> _Exercise_:
In the listing below, pick out lines with "Main".

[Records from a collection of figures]
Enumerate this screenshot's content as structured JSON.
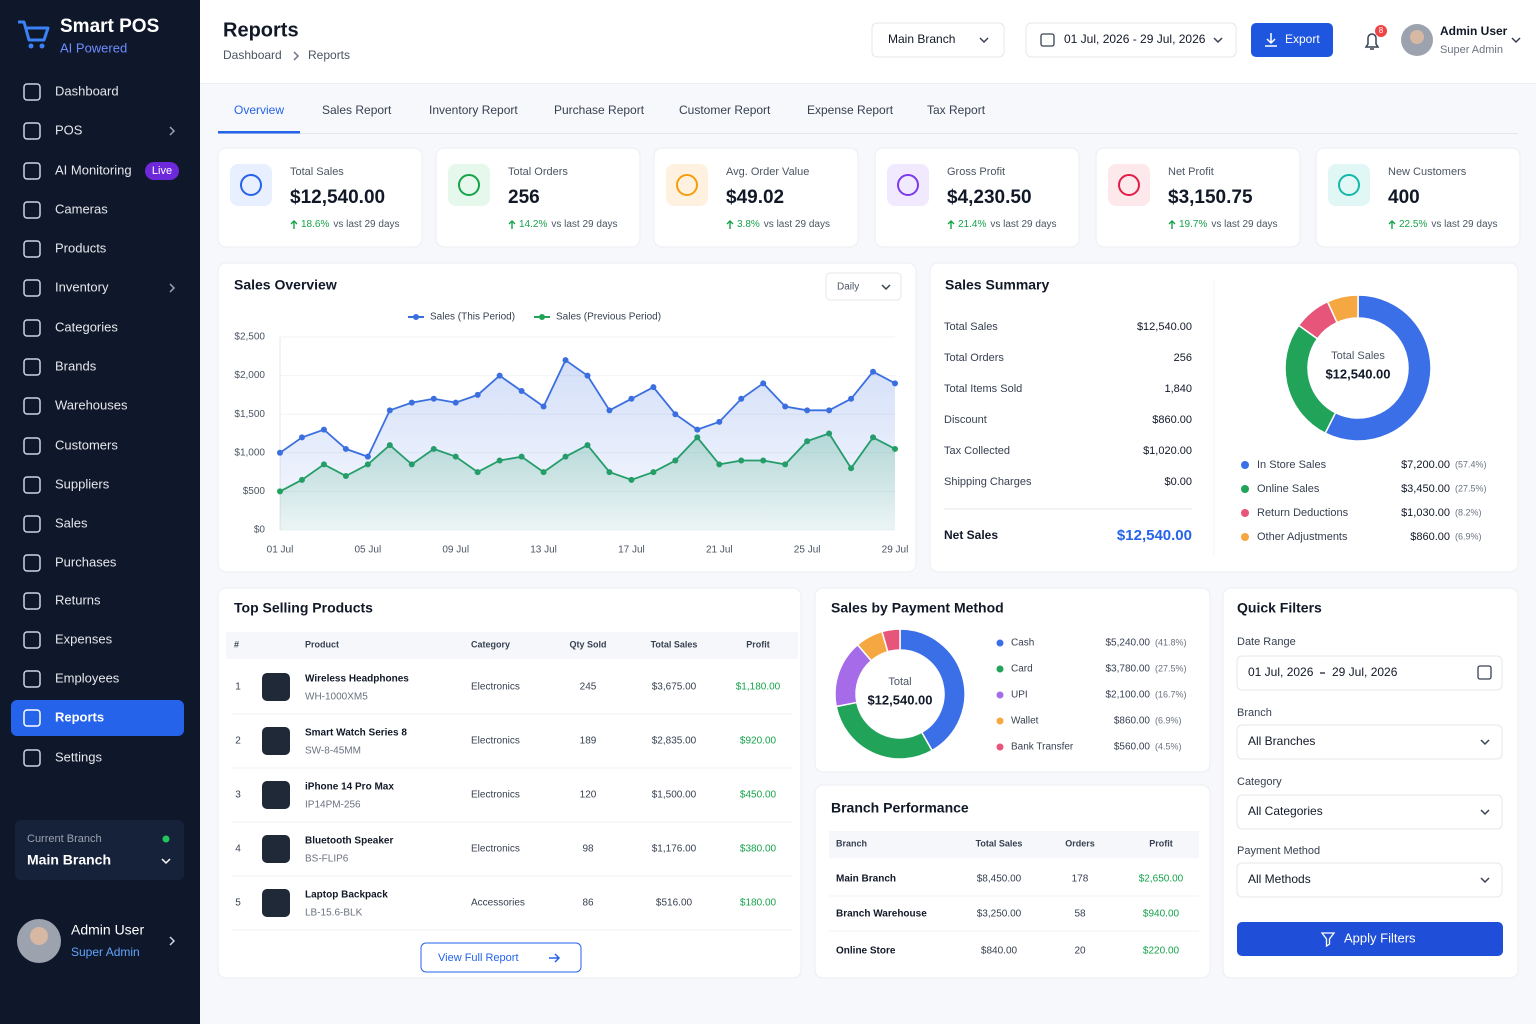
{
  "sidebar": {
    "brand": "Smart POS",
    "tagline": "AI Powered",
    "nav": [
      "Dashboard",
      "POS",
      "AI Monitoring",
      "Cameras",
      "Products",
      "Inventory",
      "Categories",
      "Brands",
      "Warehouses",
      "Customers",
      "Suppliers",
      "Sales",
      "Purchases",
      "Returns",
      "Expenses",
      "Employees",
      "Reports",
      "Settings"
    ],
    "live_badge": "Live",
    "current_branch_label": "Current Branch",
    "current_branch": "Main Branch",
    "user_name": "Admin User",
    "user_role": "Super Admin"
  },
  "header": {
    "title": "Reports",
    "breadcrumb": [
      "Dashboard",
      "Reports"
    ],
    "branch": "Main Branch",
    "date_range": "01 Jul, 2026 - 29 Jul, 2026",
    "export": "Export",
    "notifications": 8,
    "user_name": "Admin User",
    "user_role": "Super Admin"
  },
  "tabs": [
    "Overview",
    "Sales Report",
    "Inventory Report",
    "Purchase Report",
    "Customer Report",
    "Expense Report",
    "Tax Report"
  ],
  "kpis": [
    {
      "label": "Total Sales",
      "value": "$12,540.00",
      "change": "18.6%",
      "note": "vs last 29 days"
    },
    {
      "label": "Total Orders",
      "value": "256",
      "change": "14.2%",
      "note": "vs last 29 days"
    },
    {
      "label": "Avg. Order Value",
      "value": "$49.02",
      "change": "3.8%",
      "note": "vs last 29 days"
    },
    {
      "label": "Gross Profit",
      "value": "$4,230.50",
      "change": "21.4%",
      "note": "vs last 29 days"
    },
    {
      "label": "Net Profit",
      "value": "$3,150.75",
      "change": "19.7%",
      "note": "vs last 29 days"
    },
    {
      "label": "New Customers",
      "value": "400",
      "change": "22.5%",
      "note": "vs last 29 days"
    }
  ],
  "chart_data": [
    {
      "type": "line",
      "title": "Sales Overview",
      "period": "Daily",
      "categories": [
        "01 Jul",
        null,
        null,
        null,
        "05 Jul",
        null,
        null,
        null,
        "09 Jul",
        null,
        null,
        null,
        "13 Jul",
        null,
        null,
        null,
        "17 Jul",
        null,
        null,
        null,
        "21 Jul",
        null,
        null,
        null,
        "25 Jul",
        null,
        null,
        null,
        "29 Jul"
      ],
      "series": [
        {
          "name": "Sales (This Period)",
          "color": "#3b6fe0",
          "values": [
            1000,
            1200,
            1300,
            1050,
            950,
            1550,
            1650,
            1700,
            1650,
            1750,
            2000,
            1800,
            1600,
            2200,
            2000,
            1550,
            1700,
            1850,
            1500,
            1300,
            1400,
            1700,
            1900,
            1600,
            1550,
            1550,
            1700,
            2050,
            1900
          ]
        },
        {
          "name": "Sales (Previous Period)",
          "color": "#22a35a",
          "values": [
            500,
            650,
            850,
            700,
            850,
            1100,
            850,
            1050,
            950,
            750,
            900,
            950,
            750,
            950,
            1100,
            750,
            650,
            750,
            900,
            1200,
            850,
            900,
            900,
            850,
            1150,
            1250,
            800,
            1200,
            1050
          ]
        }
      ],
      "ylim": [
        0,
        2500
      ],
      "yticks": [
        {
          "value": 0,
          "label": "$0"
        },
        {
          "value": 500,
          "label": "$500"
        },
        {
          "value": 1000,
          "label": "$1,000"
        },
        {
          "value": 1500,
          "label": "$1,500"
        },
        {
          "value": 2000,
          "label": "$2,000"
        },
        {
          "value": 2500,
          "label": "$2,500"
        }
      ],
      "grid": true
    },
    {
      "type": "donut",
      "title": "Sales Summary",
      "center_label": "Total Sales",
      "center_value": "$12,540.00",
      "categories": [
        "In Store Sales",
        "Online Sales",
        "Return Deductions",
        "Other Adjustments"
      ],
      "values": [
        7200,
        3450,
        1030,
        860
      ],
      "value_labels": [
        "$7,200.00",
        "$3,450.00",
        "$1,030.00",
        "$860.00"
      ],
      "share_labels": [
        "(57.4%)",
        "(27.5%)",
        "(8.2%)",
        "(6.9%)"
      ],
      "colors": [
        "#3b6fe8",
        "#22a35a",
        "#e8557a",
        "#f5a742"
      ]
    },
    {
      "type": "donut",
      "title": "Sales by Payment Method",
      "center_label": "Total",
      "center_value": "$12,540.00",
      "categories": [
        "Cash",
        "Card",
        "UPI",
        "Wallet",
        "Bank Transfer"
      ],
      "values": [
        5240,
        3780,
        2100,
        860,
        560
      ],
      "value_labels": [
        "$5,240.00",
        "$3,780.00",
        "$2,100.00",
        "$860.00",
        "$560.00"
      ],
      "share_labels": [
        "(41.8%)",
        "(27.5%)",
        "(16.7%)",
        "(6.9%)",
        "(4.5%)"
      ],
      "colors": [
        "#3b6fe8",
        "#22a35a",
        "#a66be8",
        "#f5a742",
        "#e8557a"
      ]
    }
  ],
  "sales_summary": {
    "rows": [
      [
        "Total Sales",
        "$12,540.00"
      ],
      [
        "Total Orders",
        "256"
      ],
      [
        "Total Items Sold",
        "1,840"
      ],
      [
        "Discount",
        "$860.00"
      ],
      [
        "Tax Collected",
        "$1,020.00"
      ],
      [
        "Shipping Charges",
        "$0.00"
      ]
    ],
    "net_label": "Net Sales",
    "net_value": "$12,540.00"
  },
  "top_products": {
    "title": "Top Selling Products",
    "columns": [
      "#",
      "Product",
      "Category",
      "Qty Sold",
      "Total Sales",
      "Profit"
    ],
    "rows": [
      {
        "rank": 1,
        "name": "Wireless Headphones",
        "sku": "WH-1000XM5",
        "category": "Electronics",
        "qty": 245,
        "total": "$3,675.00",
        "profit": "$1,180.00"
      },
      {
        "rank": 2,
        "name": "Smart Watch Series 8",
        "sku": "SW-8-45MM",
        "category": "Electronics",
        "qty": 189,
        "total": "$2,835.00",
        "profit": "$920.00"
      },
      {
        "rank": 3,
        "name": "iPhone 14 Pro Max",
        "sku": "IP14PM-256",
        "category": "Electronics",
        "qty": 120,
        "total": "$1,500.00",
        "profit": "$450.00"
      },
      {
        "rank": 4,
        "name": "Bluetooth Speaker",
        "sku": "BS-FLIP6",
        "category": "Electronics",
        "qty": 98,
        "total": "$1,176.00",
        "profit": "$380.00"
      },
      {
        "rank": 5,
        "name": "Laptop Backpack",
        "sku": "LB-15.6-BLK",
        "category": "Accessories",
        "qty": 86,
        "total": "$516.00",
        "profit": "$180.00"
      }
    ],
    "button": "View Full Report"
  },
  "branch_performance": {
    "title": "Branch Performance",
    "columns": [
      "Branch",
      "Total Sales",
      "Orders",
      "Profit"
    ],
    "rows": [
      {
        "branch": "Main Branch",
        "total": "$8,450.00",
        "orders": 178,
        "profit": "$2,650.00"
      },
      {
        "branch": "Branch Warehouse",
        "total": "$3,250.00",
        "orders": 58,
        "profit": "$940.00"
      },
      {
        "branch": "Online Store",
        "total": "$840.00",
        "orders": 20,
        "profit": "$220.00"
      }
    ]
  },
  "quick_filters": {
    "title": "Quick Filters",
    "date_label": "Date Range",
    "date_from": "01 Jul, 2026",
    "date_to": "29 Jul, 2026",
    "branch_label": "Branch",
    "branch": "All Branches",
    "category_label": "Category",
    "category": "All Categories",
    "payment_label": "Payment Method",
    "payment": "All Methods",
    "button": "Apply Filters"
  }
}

* * *

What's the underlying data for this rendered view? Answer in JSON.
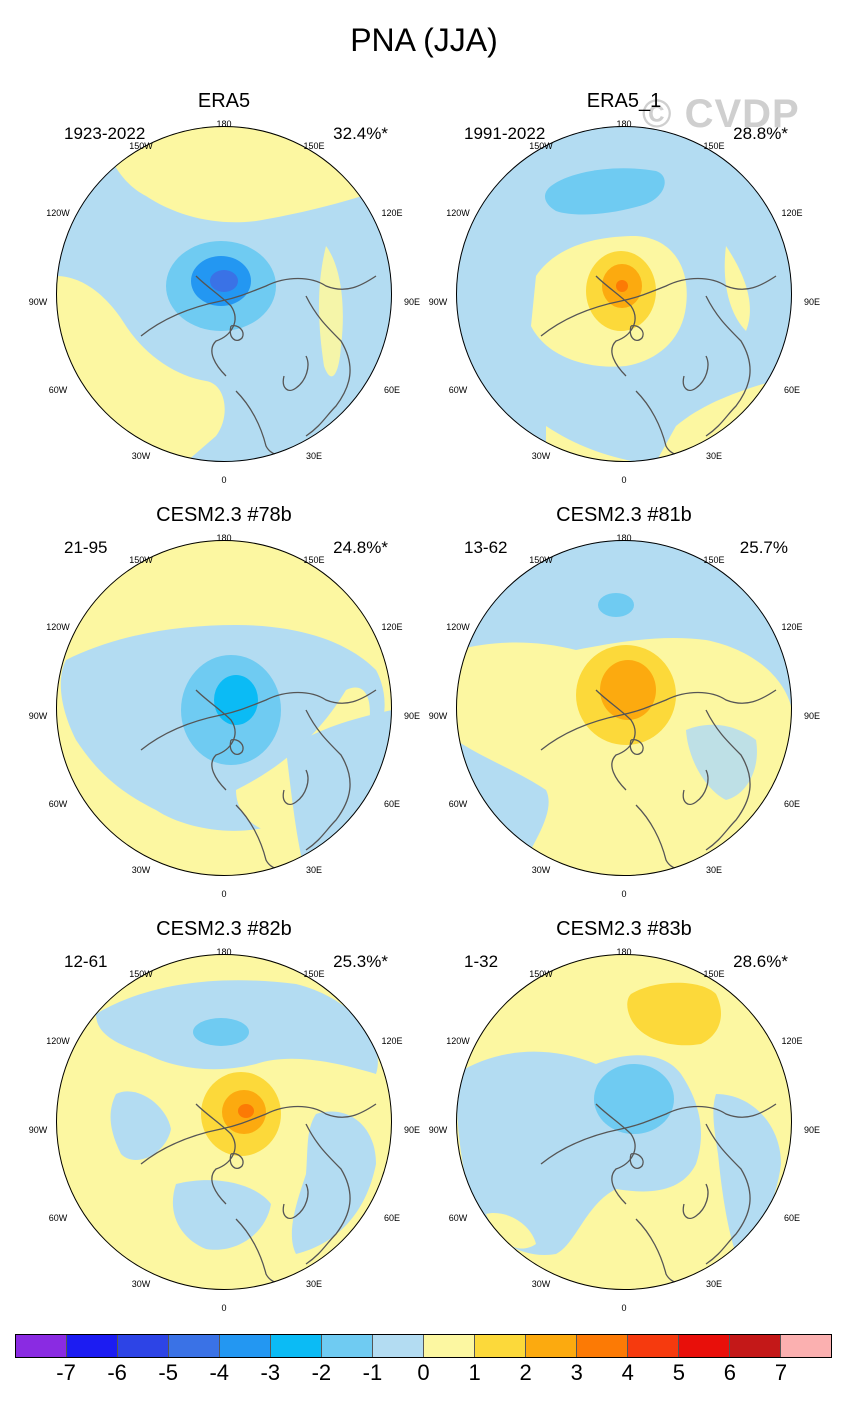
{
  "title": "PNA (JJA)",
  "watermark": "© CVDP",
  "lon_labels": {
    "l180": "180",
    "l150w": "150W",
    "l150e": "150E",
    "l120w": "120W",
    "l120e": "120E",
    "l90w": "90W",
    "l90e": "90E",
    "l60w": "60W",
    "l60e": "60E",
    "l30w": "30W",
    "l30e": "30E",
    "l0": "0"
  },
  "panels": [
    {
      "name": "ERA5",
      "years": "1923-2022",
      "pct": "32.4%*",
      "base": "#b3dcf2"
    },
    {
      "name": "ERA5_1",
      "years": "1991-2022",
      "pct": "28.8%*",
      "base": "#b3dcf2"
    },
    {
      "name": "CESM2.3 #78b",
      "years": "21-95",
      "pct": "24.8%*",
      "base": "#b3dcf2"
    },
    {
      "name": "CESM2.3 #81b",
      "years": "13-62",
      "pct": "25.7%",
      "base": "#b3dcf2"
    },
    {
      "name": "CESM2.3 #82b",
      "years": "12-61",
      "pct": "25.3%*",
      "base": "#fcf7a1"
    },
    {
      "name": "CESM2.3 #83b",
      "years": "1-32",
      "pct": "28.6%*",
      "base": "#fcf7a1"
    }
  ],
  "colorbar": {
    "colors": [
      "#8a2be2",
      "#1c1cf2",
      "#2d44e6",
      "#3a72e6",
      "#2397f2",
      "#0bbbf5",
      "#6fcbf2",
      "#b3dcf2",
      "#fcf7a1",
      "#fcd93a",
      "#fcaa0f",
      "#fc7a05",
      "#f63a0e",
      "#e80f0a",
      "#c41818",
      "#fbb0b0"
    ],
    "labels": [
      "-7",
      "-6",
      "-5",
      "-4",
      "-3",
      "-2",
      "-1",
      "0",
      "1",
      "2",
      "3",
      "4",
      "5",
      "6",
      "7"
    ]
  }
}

> _Response to this exercise_:
    "current_branch": "Main Branch",
    "branch": "Main Branch",
        "branch": "Main Branch",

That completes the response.